Retype the data that follows line by line, exactly, and leave its pictures out.

>> start AVAILABLE DATA

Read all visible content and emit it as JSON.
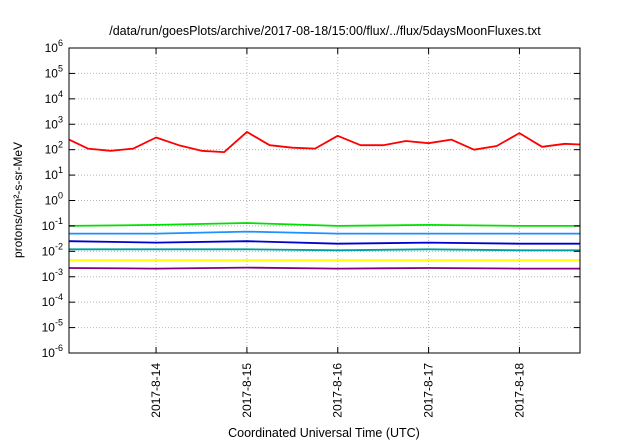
{
  "chart_data": {
    "type": "line",
    "title": "/data/run/goesPlots/archive/2017-08-18/15:00/flux/../flux/5daysMoonFluxes.txt",
    "xlabel": "Coordinated Universal Time (UTC)",
    "ylabel": "protons/cm²-s-sr-MeV",
    "y_scale": "log",
    "ylim": [
      1e-06,
      1000000.0
    ],
    "y_ticks": [
      {
        "value": 1e-06,
        "base": "10",
        "exp": "-6"
      },
      {
        "value": 1e-05,
        "base": "10",
        "exp": "-5"
      },
      {
        "value": 0.0001,
        "base": "10",
        "exp": "-4"
      },
      {
        "value": 0.001,
        "base": "10",
        "exp": "-3"
      },
      {
        "value": 0.01,
        "base": "10",
        "exp": "-2"
      },
      {
        "value": 0.1,
        "base": "10",
        "exp": "-1"
      },
      {
        "value": 1.0,
        "base": "10",
        "exp": "0"
      },
      {
        "value": 10.0,
        "base": "10",
        "exp": "1"
      },
      {
        "value": 100.0,
        "base": "10",
        "exp": "2"
      },
      {
        "value": 1000.0,
        "base": "10",
        "exp": "3"
      },
      {
        "value": 10000.0,
        "base": "10",
        "exp": "4"
      },
      {
        "value": 100000.0,
        "base": "10",
        "exp": "5"
      },
      {
        "value": 1000000.0,
        "base": "10",
        "exp": "6"
      }
    ],
    "xlim": [
      "2017-08-13T01:00",
      "2017-08-18T16:00"
    ],
    "x_ticks": [
      "2017-8-14",
      "2017-8-15",
      "2017-8-16",
      "2017-8-17",
      "2017-8-18"
    ],
    "x_tick_dates": [
      "2017-08-14",
      "2017-08-15",
      "2017-08-16",
      "2017-08-17",
      "2017-08-18"
    ],
    "grid": true,
    "series": [
      {
        "color": "#ff0000",
        "x": [
          "2017-08-13T01:00",
          "2017-08-13T06:00",
          "2017-08-13T12:00",
          "2017-08-13T18:00",
          "2017-08-14T00:00",
          "2017-08-14T06:00",
          "2017-08-14T12:00",
          "2017-08-14T18:00",
          "2017-08-15T00:00",
          "2017-08-15T06:00",
          "2017-08-15T12:00",
          "2017-08-15T18:00",
          "2017-08-16T00:00",
          "2017-08-16T06:00",
          "2017-08-16T12:00",
          "2017-08-16T18:00",
          "2017-08-17T00:00",
          "2017-08-17T06:00",
          "2017-08-17T12:00",
          "2017-08-17T18:00",
          "2017-08-18T00:00",
          "2017-08-18T06:00",
          "2017-08-18T12:00",
          "2017-08-18T16:00"
        ],
        "values": [
          250,
          110,
          90,
          110,
          300,
          150,
          90,
          80,
          500,
          150,
          120,
          110,
          350,
          150,
          150,
          220,
          180,
          250,
          100,
          140,
          450,
          130,
          170,
          160
        ]
      },
      {
        "color": "#00e000",
        "x": [
          "2017-08-13T01:00",
          "2017-08-14T00:00",
          "2017-08-15T00:00",
          "2017-08-16T00:00",
          "2017-08-17T00:00",
          "2017-08-18T00:00",
          "2017-08-18T16:00"
        ],
        "values": [
          0.1,
          0.11,
          0.13,
          0.1,
          0.11,
          0.1,
          0.1
        ]
      },
      {
        "color": "#1e90ff",
        "x": [
          "2017-08-13T01:00",
          "2017-08-14T00:00",
          "2017-08-15T00:00",
          "2017-08-16T00:00",
          "2017-08-17T00:00",
          "2017-08-18T00:00",
          "2017-08-18T16:00"
        ],
        "values": [
          0.05,
          0.05,
          0.06,
          0.05,
          0.05,
          0.05,
          0.05
        ]
      },
      {
        "color": "#0000cd",
        "x": [
          "2017-08-13T01:00",
          "2017-08-14T00:00",
          "2017-08-15T00:00",
          "2017-08-16T00:00",
          "2017-08-17T00:00",
          "2017-08-18T00:00",
          "2017-08-18T16:00"
        ],
        "values": [
          0.025,
          0.022,
          0.025,
          0.02,
          0.022,
          0.02,
          0.02
        ]
      },
      {
        "color": "#00a0a0",
        "x": [
          "2017-08-13T01:00",
          "2017-08-14T00:00",
          "2017-08-15T00:00",
          "2017-08-16T00:00",
          "2017-08-17T00:00",
          "2017-08-18T00:00",
          "2017-08-18T16:00"
        ],
        "values": [
          0.012,
          0.012,
          0.012,
          0.011,
          0.012,
          0.011,
          0.011
        ]
      },
      {
        "color": "#ffff00",
        "x": [
          "2017-08-13T01:00",
          "2017-08-18T16:00"
        ],
        "values": [
          0.0045,
          0.0045
        ]
      },
      {
        "color": "#800080",
        "x": [
          "2017-08-13T01:00",
          "2017-08-14T00:00",
          "2017-08-15T00:00",
          "2017-08-16T00:00",
          "2017-08-17T00:00",
          "2017-08-18T00:00",
          "2017-08-18T16:00"
        ],
        "values": [
          0.0022,
          0.0021,
          0.0023,
          0.0021,
          0.0022,
          0.0021,
          0.0021
        ]
      }
    ]
  }
}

>> end AVAILABLE DATA

- EXPECTED OUTPUT -
Read all visible content and emit it as JSON.
{
  "chart_data": {
    "type": "line",
    "title": "/data/run/goesPlots/archive/2017-08-18/15:00/flux/../flux/5daysMoonFluxes.txt",
    "xlabel": "Coordinated Universal Time (UTC)",
    "ylabel": "protons/cm²-s-sr-MeV",
    "y_scale": "log",
    "ylim": [
      1e-06,
      1000000.0
    ],
    "y_ticks": [
      {
        "value": 1e-06,
        "base": "10",
        "exp": "-6"
      },
      {
        "value": 1e-05,
        "base": "10",
        "exp": "-5"
      },
      {
        "value": 0.0001,
        "base": "10",
        "exp": "-4"
      },
      {
        "value": 0.001,
        "base": "10",
        "exp": "-3"
      },
      {
        "value": 0.01,
        "base": "10",
        "exp": "-2"
      },
      {
        "value": 0.1,
        "base": "10",
        "exp": "-1"
      },
      {
        "value": 1.0,
        "base": "10",
        "exp": "0"
      },
      {
        "value": 10.0,
        "base": "10",
        "exp": "1"
      },
      {
        "value": 100.0,
        "base": "10",
        "exp": "2"
      },
      {
        "value": 1000.0,
        "base": "10",
        "exp": "3"
      },
      {
        "value": 10000.0,
        "base": "10",
        "exp": "4"
      },
      {
        "value": 100000.0,
        "base": "10",
        "exp": "5"
      },
      {
        "value": 1000000.0,
        "base": "10",
        "exp": "6"
      }
    ],
    "xlim": [
      "2017-08-13T01:00",
      "2017-08-18T16:00"
    ],
    "x_ticks": [
      "2017-8-14",
      "2017-8-15",
      "2017-8-16",
      "2017-8-17",
      "2017-8-18"
    ],
    "x_tick_dates": [
      "2017-08-14",
      "2017-08-15",
      "2017-08-16",
      "2017-08-17",
      "2017-08-18"
    ],
    "grid": true,
    "series": [
      {
        "color": "#ff0000",
        "x": [
          "2017-08-13T01:00",
          "2017-08-13T06:00",
          "2017-08-13T12:00",
          "2017-08-13T18:00",
          "2017-08-14T00:00",
          "2017-08-14T06:00",
          "2017-08-14T12:00",
          "2017-08-14T18:00",
          "2017-08-15T00:00",
          "2017-08-15T06:00",
          "2017-08-15T12:00",
          "2017-08-15T18:00",
          "2017-08-16T00:00",
          "2017-08-16T06:00",
          "2017-08-16T12:00",
          "2017-08-16T18:00",
          "2017-08-17T00:00",
          "2017-08-17T06:00",
          "2017-08-17T12:00",
          "2017-08-17T18:00",
          "2017-08-18T00:00",
          "2017-08-18T06:00",
          "2017-08-18T12:00",
          "2017-08-18T16:00"
        ],
        "values": [
          250,
          110,
          90,
          110,
          300,
          150,
          90,
          80,
          500,
          150,
          120,
          110,
          350,
          150,
          150,
          220,
          180,
          250,
          100,
          140,
          450,
          130,
          170,
          160
        ]
      },
      {
        "color": "#00e000",
        "x": [
          "2017-08-13T01:00",
          "2017-08-14T00:00",
          "2017-08-15T00:00",
          "2017-08-16T00:00",
          "2017-08-17T00:00",
          "2017-08-18T00:00",
          "2017-08-18T16:00"
        ],
        "values": [
          0.1,
          0.11,
          0.13,
          0.1,
          0.11,
          0.1,
          0.1
        ]
      },
      {
        "color": "#1e90ff",
        "x": [
          "2017-08-13T01:00",
          "2017-08-14T00:00",
          "2017-08-15T00:00",
          "2017-08-16T00:00",
          "2017-08-17T00:00",
          "2017-08-18T00:00",
          "2017-08-18T16:00"
        ],
        "values": [
          0.05,
          0.05,
          0.06,
          0.05,
          0.05,
          0.05,
          0.05
        ]
      },
      {
        "color": "#0000cd",
        "x": [
          "2017-08-13T01:00",
          "2017-08-14T00:00",
          "2017-08-15T00:00",
          "2017-08-16T00:00",
          "2017-08-17T00:00",
          "2017-08-18T00:00",
          "2017-08-18T16:00"
        ],
        "values": [
          0.025,
          0.022,
          0.025,
          0.02,
          0.022,
          0.02,
          0.02
        ]
      },
      {
        "color": "#00a0a0",
        "x": [
          "2017-08-13T01:00",
          "2017-08-14T00:00",
          "2017-08-15T00:00",
          "2017-08-16T00:00",
          "2017-08-17T00:00",
          "2017-08-18T00:00",
          "2017-08-18T16:00"
        ],
        "values": [
          0.012,
          0.012,
          0.012,
          0.011,
          0.012,
          0.011,
          0.011
        ]
      },
      {
        "color": "#ffff00",
        "x": [
          "2017-08-13T01:00",
          "2017-08-18T16:00"
        ],
        "values": [
          0.0045,
          0.0045
        ]
      },
      {
        "color": "#800080",
        "x": [
          "2017-08-13T01:00",
          "2017-08-14T00:00",
          "2017-08-15T00:00",
          "2017-08-16T00:00",
          "2017-08-17T00:00",
          "2017-08-18T00:00",
          "2017-08-18T16:00"
        ],
        "values": [
          0.0022,
          0.0021,
          0.0023,
          0.0021,
          0.0022,
          0.0021,
          0.0021
        ]
      }
    ]
  }
}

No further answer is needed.